Figure record listings:
= = = = =

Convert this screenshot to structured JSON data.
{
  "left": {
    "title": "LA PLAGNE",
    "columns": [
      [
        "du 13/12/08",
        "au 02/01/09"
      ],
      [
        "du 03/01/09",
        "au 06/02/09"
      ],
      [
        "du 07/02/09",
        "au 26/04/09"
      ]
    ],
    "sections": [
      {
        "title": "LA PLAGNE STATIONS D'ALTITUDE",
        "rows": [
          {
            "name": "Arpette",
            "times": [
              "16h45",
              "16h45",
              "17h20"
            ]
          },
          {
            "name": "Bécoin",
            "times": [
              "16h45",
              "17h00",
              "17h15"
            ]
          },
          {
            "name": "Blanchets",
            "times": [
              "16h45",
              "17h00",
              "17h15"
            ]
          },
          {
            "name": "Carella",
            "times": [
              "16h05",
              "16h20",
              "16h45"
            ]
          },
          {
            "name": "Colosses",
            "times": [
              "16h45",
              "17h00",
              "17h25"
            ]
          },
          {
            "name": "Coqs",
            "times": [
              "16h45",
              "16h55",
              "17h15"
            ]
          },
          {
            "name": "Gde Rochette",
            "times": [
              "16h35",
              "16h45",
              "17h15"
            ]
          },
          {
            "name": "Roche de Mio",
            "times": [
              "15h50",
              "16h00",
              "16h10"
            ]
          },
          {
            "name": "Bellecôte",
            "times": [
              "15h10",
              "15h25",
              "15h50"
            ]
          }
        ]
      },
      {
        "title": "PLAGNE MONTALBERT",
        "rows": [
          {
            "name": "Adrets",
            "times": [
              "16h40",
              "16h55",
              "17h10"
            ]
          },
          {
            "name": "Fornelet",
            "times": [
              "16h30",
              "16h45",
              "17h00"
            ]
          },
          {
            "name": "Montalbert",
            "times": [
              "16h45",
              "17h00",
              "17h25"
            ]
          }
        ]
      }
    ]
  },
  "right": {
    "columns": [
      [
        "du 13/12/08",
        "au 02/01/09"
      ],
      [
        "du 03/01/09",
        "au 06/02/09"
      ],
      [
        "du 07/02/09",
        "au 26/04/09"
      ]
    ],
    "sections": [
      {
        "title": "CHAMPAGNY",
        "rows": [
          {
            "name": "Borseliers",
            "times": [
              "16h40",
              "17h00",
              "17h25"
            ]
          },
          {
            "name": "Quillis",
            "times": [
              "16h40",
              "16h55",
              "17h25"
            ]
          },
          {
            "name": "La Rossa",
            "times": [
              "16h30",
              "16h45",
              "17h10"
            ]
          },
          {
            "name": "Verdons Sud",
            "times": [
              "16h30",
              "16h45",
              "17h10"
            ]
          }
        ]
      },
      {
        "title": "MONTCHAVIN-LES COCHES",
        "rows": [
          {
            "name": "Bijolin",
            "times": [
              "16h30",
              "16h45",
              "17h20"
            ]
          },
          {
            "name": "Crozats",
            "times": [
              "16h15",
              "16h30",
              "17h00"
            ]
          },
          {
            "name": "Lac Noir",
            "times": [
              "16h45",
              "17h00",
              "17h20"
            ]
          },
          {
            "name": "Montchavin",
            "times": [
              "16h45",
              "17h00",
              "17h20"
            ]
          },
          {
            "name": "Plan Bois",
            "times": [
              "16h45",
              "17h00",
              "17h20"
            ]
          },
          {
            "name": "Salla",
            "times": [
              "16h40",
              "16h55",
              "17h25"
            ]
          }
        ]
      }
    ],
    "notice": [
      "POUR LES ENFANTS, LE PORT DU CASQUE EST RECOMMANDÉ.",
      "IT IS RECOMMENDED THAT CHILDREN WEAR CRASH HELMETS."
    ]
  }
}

= = = = =

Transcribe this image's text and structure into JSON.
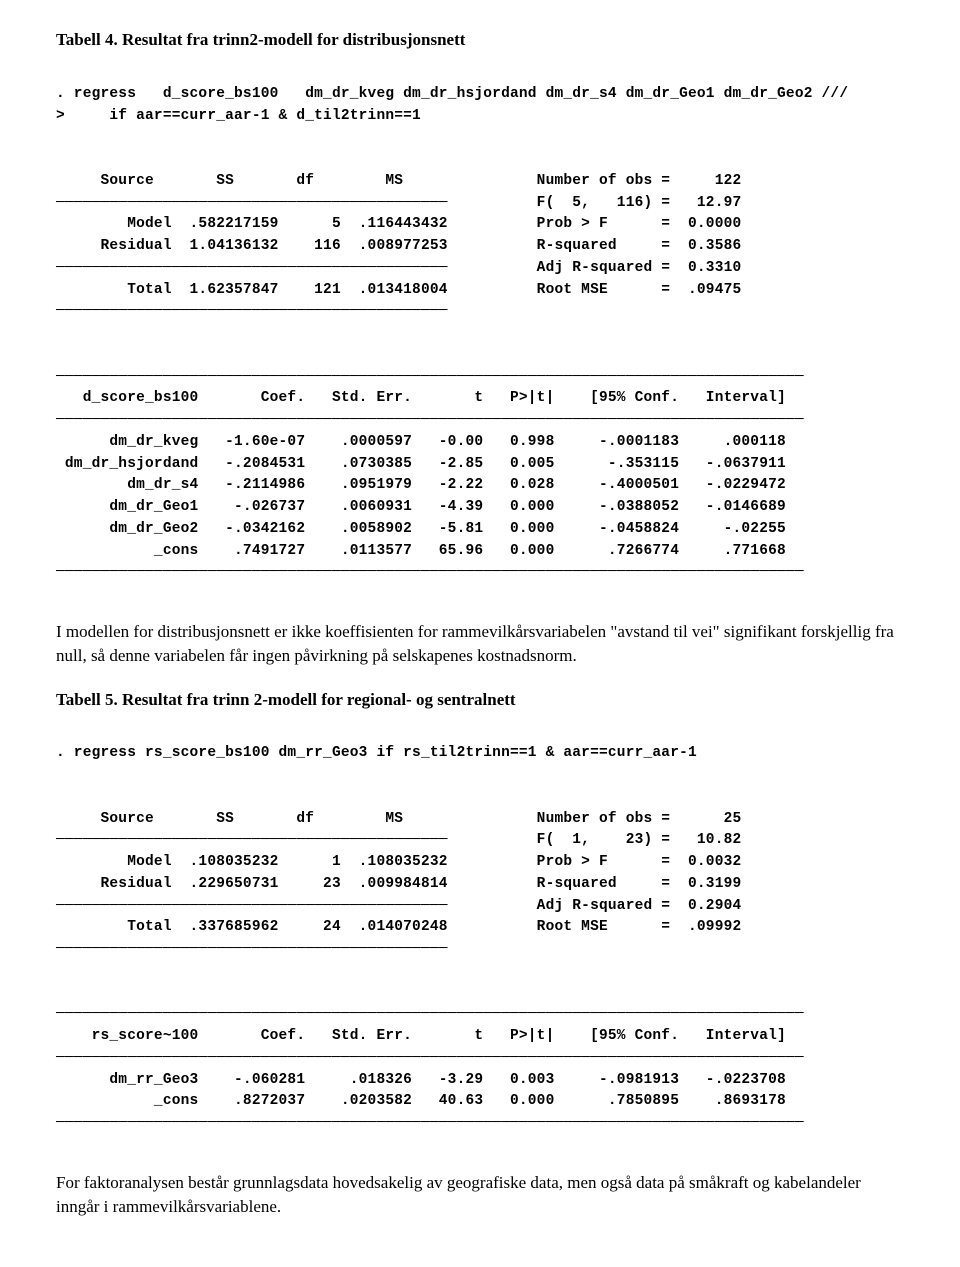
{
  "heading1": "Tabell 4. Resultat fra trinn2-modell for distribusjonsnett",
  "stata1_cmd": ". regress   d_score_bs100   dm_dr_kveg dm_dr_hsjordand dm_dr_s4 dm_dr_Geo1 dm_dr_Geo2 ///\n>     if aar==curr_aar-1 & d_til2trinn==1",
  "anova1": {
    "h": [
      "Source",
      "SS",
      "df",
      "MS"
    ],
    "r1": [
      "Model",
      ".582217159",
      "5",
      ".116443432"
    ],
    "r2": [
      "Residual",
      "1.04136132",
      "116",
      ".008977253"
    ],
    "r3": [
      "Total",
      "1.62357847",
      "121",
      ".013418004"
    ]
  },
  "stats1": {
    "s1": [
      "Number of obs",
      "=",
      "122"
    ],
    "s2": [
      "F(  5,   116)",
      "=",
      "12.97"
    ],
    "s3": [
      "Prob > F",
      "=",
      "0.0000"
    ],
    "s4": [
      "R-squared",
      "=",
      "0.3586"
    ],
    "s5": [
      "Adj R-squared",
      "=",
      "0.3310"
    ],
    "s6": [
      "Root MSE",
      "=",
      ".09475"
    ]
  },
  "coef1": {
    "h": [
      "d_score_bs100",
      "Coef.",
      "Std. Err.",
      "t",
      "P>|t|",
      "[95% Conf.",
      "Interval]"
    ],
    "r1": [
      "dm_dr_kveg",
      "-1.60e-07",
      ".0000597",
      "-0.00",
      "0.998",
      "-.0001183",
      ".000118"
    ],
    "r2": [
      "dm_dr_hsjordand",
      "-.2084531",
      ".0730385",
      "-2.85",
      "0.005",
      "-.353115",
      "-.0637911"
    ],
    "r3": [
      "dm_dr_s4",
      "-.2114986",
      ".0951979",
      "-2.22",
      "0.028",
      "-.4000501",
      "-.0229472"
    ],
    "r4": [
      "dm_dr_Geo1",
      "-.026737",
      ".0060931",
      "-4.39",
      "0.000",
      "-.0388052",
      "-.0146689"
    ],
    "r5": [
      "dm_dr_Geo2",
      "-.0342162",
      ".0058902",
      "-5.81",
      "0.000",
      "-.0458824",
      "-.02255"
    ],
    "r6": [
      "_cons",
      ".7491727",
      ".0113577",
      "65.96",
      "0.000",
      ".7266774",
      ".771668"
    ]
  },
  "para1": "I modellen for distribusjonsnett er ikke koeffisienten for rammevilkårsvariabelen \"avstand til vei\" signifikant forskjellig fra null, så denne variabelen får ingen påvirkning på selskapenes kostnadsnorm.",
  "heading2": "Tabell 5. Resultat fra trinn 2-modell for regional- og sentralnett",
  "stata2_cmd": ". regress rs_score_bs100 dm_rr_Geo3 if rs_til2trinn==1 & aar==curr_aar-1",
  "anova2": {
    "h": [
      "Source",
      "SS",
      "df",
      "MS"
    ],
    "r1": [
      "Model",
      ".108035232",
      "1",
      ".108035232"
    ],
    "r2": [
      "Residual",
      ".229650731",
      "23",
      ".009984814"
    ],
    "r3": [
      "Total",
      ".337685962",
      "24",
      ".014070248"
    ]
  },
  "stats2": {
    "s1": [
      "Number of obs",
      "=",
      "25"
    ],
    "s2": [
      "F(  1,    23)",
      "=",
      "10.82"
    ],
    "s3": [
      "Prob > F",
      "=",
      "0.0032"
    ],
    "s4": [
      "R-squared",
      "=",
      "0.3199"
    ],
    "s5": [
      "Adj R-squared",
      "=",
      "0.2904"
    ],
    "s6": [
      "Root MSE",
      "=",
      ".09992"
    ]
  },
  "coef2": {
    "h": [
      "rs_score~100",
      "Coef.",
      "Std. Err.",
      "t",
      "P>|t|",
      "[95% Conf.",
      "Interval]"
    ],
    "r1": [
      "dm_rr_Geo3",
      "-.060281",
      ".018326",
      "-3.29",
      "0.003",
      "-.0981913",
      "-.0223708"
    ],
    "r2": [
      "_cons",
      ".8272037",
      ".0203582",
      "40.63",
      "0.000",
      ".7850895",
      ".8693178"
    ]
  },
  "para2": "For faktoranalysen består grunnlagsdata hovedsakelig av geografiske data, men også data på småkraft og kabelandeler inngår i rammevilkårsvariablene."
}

= = = = =

* [Task brief]: Find the lines holding "JSON" and list every one.

* [Answer]:
Convert this screenshot to structured JSON data.
Transcribe this image's text and structure into JSON.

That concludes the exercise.